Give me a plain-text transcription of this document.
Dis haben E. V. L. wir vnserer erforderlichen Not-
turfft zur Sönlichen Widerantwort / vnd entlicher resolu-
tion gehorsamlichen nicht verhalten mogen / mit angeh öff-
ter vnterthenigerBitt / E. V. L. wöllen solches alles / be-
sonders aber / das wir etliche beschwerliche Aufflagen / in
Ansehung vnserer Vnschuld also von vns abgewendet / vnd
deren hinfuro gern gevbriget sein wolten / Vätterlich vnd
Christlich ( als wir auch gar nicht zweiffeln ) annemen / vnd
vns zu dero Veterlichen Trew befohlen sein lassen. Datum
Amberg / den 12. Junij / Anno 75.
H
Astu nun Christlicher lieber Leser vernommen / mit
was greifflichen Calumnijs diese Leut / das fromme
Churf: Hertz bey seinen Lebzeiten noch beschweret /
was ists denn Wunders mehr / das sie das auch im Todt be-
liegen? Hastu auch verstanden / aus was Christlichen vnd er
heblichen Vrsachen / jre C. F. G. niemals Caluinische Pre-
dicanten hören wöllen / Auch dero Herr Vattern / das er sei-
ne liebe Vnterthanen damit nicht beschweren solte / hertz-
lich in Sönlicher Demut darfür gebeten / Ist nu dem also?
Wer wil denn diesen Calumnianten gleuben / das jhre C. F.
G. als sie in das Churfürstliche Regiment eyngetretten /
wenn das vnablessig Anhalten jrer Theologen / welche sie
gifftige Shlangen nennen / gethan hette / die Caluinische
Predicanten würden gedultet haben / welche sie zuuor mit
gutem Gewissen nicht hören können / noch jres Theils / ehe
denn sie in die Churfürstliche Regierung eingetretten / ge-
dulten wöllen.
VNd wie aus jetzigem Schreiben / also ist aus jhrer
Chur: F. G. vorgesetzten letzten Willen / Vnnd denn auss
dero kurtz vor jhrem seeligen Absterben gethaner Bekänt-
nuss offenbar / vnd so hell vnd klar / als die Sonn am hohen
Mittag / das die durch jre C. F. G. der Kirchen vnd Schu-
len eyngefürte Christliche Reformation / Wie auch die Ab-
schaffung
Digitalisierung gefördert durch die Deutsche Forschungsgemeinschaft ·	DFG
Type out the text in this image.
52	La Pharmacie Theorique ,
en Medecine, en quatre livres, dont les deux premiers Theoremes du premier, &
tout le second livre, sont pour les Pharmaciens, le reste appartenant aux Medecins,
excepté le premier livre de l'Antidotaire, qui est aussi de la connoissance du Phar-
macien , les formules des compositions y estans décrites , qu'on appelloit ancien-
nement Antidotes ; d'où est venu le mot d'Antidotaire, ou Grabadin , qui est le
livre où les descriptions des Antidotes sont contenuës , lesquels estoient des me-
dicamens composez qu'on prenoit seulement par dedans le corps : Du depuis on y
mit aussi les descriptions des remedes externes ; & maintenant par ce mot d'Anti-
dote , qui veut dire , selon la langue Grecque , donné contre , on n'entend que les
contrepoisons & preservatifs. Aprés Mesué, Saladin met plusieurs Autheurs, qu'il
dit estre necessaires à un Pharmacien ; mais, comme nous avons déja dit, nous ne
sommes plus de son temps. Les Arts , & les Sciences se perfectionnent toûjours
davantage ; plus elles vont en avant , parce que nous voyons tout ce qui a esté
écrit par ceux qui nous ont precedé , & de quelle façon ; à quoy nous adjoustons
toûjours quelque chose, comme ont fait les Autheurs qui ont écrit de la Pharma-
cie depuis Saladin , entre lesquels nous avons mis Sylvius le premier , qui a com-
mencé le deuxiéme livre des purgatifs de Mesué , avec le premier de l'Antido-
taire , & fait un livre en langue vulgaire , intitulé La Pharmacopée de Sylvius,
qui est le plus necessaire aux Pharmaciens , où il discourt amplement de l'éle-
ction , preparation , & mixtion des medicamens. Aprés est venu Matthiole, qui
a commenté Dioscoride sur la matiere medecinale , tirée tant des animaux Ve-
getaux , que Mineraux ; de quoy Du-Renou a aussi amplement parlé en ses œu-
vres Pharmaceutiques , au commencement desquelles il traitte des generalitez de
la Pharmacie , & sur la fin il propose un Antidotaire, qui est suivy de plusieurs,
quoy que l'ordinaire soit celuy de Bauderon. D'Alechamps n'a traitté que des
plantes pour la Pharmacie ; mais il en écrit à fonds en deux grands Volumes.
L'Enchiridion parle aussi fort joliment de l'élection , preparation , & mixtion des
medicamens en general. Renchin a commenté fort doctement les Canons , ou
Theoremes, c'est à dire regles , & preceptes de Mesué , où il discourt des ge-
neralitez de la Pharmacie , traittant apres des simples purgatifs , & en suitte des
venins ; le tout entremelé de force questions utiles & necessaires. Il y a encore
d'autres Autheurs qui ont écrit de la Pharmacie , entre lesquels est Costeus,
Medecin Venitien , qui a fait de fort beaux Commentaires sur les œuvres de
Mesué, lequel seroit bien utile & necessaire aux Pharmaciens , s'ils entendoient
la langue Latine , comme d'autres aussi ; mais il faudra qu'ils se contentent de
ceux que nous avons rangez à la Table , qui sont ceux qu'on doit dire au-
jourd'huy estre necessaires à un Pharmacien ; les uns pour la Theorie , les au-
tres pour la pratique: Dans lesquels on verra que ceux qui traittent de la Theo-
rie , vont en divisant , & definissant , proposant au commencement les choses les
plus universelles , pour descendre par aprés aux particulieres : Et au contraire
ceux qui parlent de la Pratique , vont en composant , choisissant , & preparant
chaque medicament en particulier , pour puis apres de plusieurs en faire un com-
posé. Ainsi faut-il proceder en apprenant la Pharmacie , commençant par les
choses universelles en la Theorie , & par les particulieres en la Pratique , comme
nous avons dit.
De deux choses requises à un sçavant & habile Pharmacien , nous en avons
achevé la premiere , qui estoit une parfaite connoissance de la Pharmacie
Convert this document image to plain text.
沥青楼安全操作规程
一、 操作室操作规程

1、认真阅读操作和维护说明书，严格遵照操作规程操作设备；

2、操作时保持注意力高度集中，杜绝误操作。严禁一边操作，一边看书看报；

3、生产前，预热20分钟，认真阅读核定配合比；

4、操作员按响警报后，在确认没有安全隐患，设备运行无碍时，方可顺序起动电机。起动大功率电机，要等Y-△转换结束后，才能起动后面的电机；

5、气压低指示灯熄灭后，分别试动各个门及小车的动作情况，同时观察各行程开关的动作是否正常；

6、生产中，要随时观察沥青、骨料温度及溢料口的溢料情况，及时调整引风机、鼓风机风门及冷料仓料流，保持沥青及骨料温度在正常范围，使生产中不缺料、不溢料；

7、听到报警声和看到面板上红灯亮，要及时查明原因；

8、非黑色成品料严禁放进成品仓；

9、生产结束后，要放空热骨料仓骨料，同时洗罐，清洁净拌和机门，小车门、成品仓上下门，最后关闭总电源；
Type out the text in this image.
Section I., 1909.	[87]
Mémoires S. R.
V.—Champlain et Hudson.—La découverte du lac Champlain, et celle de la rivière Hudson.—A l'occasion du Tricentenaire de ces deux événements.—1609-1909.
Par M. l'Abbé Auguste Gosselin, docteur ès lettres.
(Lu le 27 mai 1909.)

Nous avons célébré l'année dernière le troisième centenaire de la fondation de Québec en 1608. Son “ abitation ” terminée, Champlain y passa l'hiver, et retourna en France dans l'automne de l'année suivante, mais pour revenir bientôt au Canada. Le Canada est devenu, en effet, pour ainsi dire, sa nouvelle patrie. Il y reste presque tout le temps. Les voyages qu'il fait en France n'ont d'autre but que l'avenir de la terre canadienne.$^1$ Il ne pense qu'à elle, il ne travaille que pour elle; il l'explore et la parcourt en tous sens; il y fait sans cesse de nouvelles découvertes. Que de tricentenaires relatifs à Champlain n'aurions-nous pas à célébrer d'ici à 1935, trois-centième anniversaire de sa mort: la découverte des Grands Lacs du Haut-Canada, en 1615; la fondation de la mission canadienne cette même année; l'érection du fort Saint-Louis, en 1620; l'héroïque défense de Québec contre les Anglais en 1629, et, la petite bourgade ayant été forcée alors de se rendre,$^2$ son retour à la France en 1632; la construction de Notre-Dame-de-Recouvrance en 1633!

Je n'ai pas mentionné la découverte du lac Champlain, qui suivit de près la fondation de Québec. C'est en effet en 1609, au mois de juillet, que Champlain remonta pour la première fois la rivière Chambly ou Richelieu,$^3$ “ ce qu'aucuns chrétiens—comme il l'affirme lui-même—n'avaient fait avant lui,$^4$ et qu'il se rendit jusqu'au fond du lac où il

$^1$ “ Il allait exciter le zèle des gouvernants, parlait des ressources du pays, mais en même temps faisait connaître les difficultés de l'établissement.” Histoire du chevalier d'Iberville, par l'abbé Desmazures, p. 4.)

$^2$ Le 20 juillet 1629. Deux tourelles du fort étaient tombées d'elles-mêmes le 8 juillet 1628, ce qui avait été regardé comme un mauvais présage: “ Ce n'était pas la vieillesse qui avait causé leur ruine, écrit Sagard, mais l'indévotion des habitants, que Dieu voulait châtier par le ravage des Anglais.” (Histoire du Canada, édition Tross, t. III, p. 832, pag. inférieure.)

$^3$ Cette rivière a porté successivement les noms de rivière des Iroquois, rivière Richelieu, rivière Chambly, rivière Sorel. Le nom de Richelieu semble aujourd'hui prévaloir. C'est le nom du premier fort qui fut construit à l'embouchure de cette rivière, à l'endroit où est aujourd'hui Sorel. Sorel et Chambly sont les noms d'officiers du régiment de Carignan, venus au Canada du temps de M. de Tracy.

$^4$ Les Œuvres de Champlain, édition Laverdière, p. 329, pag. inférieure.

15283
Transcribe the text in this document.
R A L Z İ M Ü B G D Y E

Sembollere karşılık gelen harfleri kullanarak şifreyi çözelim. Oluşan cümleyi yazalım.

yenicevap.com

Work to be completed: Consider the entries above and return each line with the string "preparation".

Answer to this task:
ction , preparation , & mixtion des medicamens. Aprés est venu Matthiole, qui
L'Enchiridion parle aussi fort joliment de l'élection , preparation , & mixtion des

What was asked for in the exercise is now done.